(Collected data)
§
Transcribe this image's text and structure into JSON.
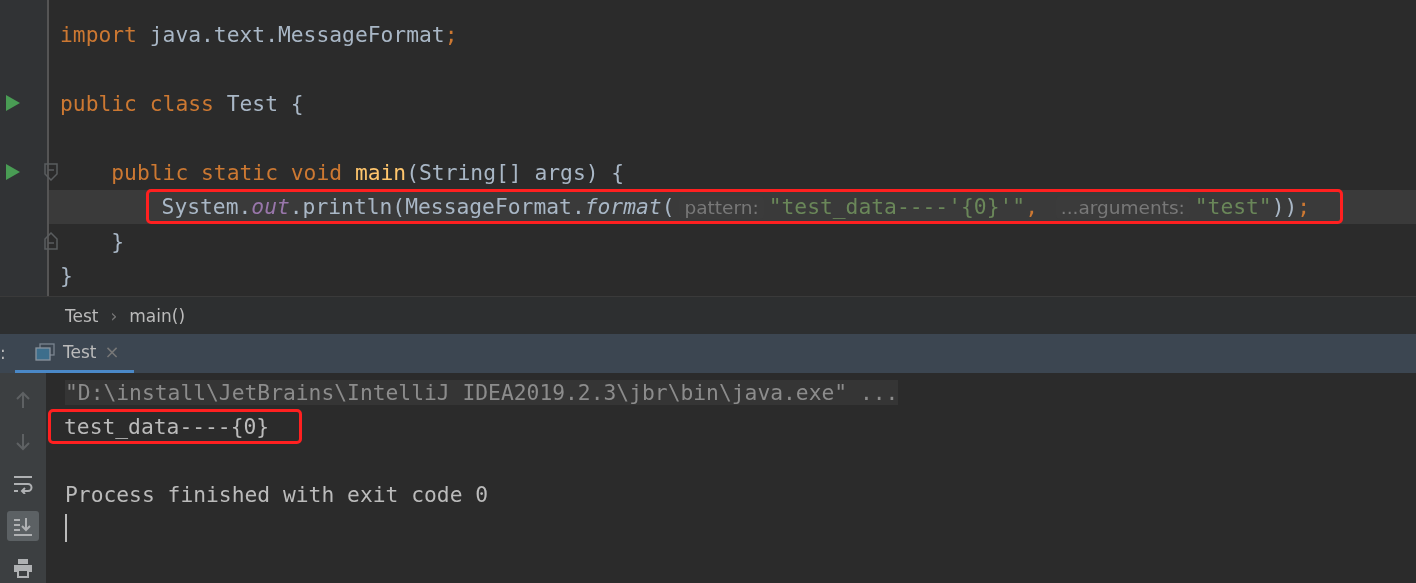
{
  "editor": {
    "lines": [
      {
        "run": false,
        "fold_open": false,
        "fold_close": false,
        "current": false,
        "highlighted": false,
        "tokens": [
          {
            "kind": "keyword",
            "text": "import"
          },
          {
            "kind": "plain",
            "text": " java.text.MessageFormat"
          },
          {
            "kind": "punct",
            "text": ";"
          }
        ]
      },
      {
        "run": false,
        "fold_open": false,
        "fold_close": false,
        "current": false,
        "highlighted": false
      },
      {
        "run": true,
        "fold_open": false,
        "fold_close": false,
        "current": false,
        "highlighted": false,
        "tokens": [
          {
            "kind": "keyword",
            "text": "public class "
          },
          {
            "kind": "plain",
            "text": "Test {"
          }
        ],
        "children": [
          {
            "run": false,
            "fold_open": false,
            "fold_close": false,
            "current": false,
            "highlighted": false
          },
          {
            "run": true,
            "fold_open": true,
            "fold_close": false,
            "current": false,
            "highlighted": false,
            "tokens": [
              {
                "kind": "keyword",
                "text": "public static void "
              },
              {
                "kind": "method",
                "text": "main"
              },
              {
                "kind": "plain",
                "text": "(String[] args) {"
              }
            ],
            "children": [
              {
                "run": false,
                "fold_open": false,
                "fold_close": false,
                "current": true,
                "highlighted": true,
                "tokens": [
                  {
                    "kind": "plain",
                    "text": "System."
                  },
                  {
                    "kind": "static-field",
                    "text": "out"
                  },
                  {
                    "kind": "plain",
                    "text": ".println(MessageFormat."
                  },
                  {
                    "kind": "static-method",
                    "text": "format"
                  },
                  {
                    "kind": "plain",
                    "text": "("
                  },
                  {
                    "kind": "hint",
                    "text": "pattern:"
                  },
                  {
                    "kind": "string",
                    "text": "\"test_data----'{0}'\""
                  },
                  {
                    "kind": "punct",
                    "text": ", "
                  },
                  {
                    "kind": "hint",
                    "text": "...arguments:"
                  },
                  {
                    "kind": "string",
                    "text": "\"test\""
                  },
                  {
                    "kind": "plain",
                    "text": "))"
                  },
                  {
                    "kind": "punct",
                    "text": ";"
                  }
                ]
              }
            ]
          },
          {
            "run": false,
            "fold_open": false,
            "fold_close": true,
            "current": false,
            "highlighted": false,
            "tokens": [
              {
                "kind": "plain",
                "text": "}"
              }
            ]
          }
        ]
      },
      {
        "run": false,
        "fold_open": false,
        "fold_close": false,
        "current": false,
        "highlighted": false,
        "tokens": [
          {
            "kind": "plain",
            "text": "}"
          }
        ]
      }
    ]
  },
  "breadcrumbs": {
    "items": [
      "Test",
      "main()"
    ],
    "separator": "›"
  },
  "run_panel": {
    "label": ":",
    "tabs": [
      {
        "label": "Test",
        "selected": true,
        "close": "×"
      }
    ],
    "toolbar": [
      {
        "kind": "up",
        "disabled": true,
        "selected": false
      },
      {
        "kind": "down",
        "disabled": true,
        "selected": false
      },
      {
        "kind": "wrap",
        "disabled": false,
        "selected": false
      },
      {
        "kind": "scroll-end",
        "disabled": false,
        "selected": true
      },
      {
        "kind": "print",
        "disabled": false,
        "selected": false
      }
    ],
    "output": [
      {
        "kind": "command",
        "text": "\"D:\\install\\JetBrains\\IntelliJ IDEA2019.2.3\\jbr\\bin\\java.exe\" ...",
        "highlighted": false
      },
      {
        "kind": "stdout",
        "text": "test_data----{0}",
        "highlighted": true
      },
      {
        "kind": "blank",
        "highlighted": false
      },
      {
        "kind": "system",
        "text": "Process finished with exit code 0",
        "highlighted": false
      },
      {
        "kind": "cursor",
        "highlighted": false
      }
    ]
  }
}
§
## GIVEN REQUEST
Without the pictures, return all the records precisely as they stand.

## WRITTEN ANSWER
Transcribe this image's text and structure into JSON.
{
  "editor": {
    "lines": [
      {
        "run": false,
        "fold_open": false,
        "fold_close": false,
        "current": false,
        "highlighted": false,
        "tokens": [
          {
            "kind": "keyword",
            "text": "import"
          },
          {
            "kind": "plain",
            "text": " java.text.MessageFormat"
          },
          {
            "kind": "punct",
            "text": ";"
          }
        ]
      },
      {
        "run": false,
        "fold_open": false,
        "fold_close": false,
        "current": false,
        "highlighted": false
      },
      {
        "run": true,
        "fold_open": false,
        "fold_close": false,
        "current": false,
        "highlighted": false,
        "tokens": [
          {
            "kind": "keyword",
            "text": "public class "
          },
          {
            "kind": "plain",
            "text": "Test {"
          }
        ],
        "children": [
          {
            "run": false,
            "fold_open": false,
            "fold_close": false,
            "current": false,
            "highlighted": false
          },
          {
            "run": true,
            "fold_open": true,
            "fold_close": false,
            "current": false,
            "highlighted": false,
            "tokens": [
              {
                "kind": "keyword",
                "text": "public static void "
              },
              {
                "kind": "method",
                "text": "main"
              },
              {
                "kind": "plain",
                "text": "(String[] args) {"
              }
            ],
            "children": [
              {
                "run": false,
                "fold_open": false,
                "fold_close": false,
                "current": true,
                "highlighted": true,
                "tokens": [
                  {
                    "kind": "plain",
                    "text": "System."
                  },
                  {
                    "kind": "static-field",
                    "text": "out"
                  },
                  {
                    "kind": "plain",
                    "text": ".println(MessageFormat."
                  },
                  {
                    "kind": "static-method",
                    "text": "format"
                  },
                  {
                    "kind": "plain",
                    "text": "("
                  },
                  {
                    "kind": "hint",
                    "text": "pattern:"
                  },
                  {
                    "kind": "string",
                    "text": "\"test_data----'{0}'\""
                  },
                  {
                    "kind": "punct",
                    "text": ", "
                  },
                  {
                    "kind": "hint",
                    "text": "...arguments:"
                  },
                  {
                    "kind": "string",
                    "text": "\"test\""
                  },
                  {
                    "kind": "plain",
                    "text": "))"
                  },
                  {
                    "kind": "punct",
                    "text": ";"
                  }
                ]
              }
            ]
          },
          {
            "run": false,
            "fold_open": false,
            "fold_close": true,
            "current": false,
            "highlighted": false,
            "tokens": [
              {
                "kind": "plain",
                "text": "}"
              }
            ]
          }
        ]
      },
      {
        "run": false,
        "fold_open": false,
        "fold_close": false,
        "current": false,
        "highlighted": false,
        "tokens": [
          {
            "kind": "plain",
            "text": "}"
          }
        ]
      }
    ]
  },
  "breadcrumbs": {
    "items": [
      "Test",
      "main()"
    ],
    "separator": "›"
  },
  "run_panel": {
    "label": ":",
    "tabs": [
      {
        "label": "Test",
        "selected": true,
        "close": "×"
      }
    ],
    "toolbar": [
      {
        "kind": "up",
        "disabled": true,
        "selected": false
      },
      {
        "kind": "down",
        "disabled": true,
        "selected": false
      },
      {
        "kind": "wrap",
        "disabled": false,
        "selected": false
      },
      {
        "kind": "scroll-end",
        "disabled": false,
        "selected": true
      },
      {
        "kind": "print",
        "disabled": false,
        "selected": false
      }
    ],
    "output": [
      {
        "kind": "command",
        "text": "\"D:\\install\\JetBrains\\IntelliJ IDEA2019.2.3\\jbr\\bin\\java.exe\" ...",
        "highlighted": false
      },
      {
        "kind": "stdout",
        "text": "test_data----{0}",
        "highlighted": true
      },
      {
        "kind": "blank",
        "highlighted": false
      },
      {
        "kind": "system",
        "text": "Process finished with exit code 0",
        "highlighted": false
      },
      {
        "kind": "cursor",
        "highlighted": false
      }
    ]
  }
}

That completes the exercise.